Of course, I believe in God, so I must concede that He wanted to create me and further, that He wishes to save me from the consequences of the fact that I can choose not to follow Him. If Christ is indeed right and that He is the key to some form of life beyond this one then it stands to reason that I am being invited to participate in this "other" life. While I admit that this could conceivably be a con by a supposedly evil deity, nonetheless I content myself to trust in what He wants is my good. The alternative is just as bad as the eternal bleakness of a cold, dead, Godless universe. So, not only do I believe in God, I also believe Him.

St John does tell us that one day we Christians shall be like him because we shall see Him as He really is. Again, we are given another promise that somehow we will have put on ourselves a new being. This is a gradual process in our lives and we must look and see how this process occurs. If we become like Him, then we have somehow to take into ourselves something of what He is and allow that to build up, transforming our flimsy, atomic being into something far more substantial and indivisible. In St john's Gospel, we hear Christ say very specifically "I am the bread of life" He also tells us that unless we eat of the flesh of the Son of Man and drink of His blood we cannot share that Divine manner of living, we cannot somehow possess within ourselves the substance of our Creator. We have to choose to become like Him!

Our Lord Jesus as St Thomas Aquinas' self-wounding pelican, that mother bird who in legend feeds its young on its own self exhibits characteristics of motherhood in providing Divinity of Himself to those who seek Him, but not for those who seek Divinity apart from Him. He does this via the sacrament of the Mass. In receiving breadcrumbs, God Himself. We can't get crumbs of God, because God is indivisible, so we receive Him into ourselves as He is by our own choice.

+++

_WRITTEN REQUEST_.
Resume the reflection on believing God and receiving Christ in the Mass, picking up right after its final sentence.

_MATERIAL PROVIDED_.
+++

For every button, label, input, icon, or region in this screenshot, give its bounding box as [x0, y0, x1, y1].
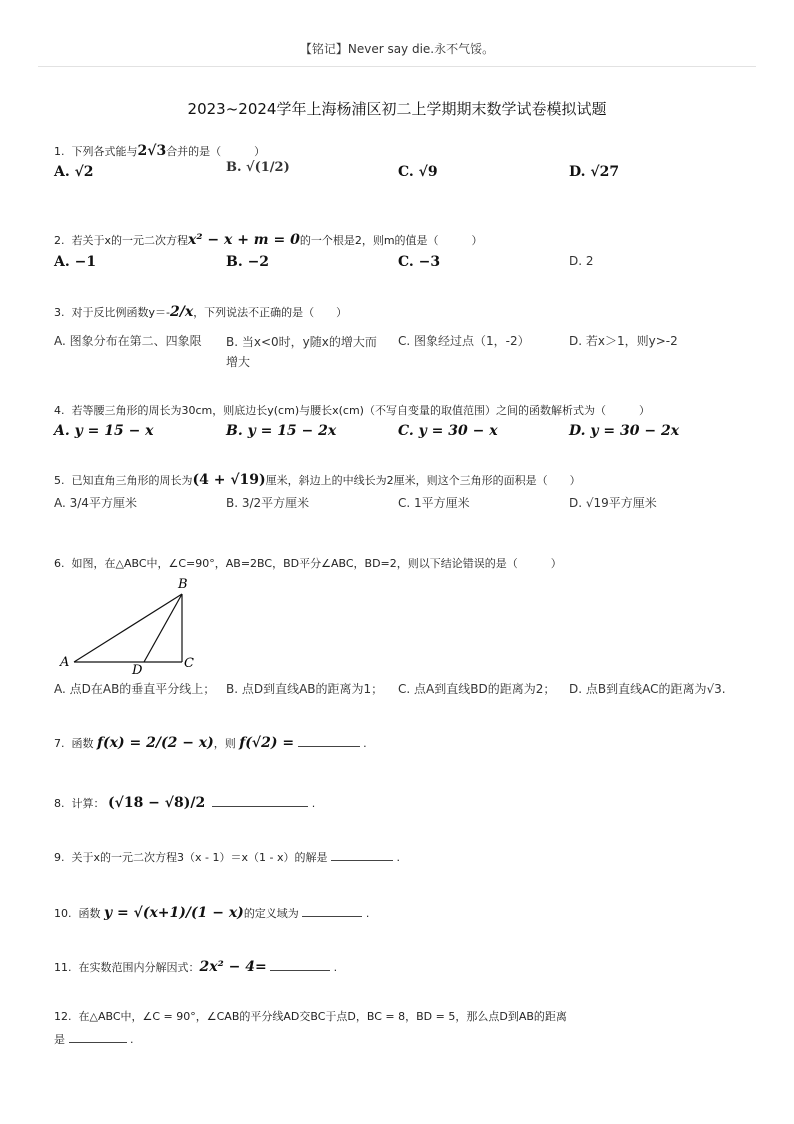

+++

_EXPECTED ANSWER_.
Of course, it would all seem rather incongruous, even ridiculous, to those outside, but there is perfect reasonable sense here which has its origin in believing what the Lord Jesus tells us in the Gospels. Of course, one is free to discount the evidence of the Gospels and wander one's own sweet way in life, but it seems quite clear that one can only gain anything of Eternity from the being of God Himself. A single breadcrumb can be worth more than the entire universe itself because it contains the very being of God.

Do I have a shred of evidence to back up what I'm saying? The only evidence I have is that which many discount as being inadmissible because it conflicts with their idea of the universe. I suspect that I may well be guilty of the same, but I do live in a universe which is filled with hope and meaning that can't readily be scrutinised by any who refuse to use Divine light to see.

We shall be like Him for we shall see Him as He really is, now in the Host where He may be adored in Benediction, then face to face as we grow into Him.

If this doesn't appeal to you, how do you find your hope in this universe?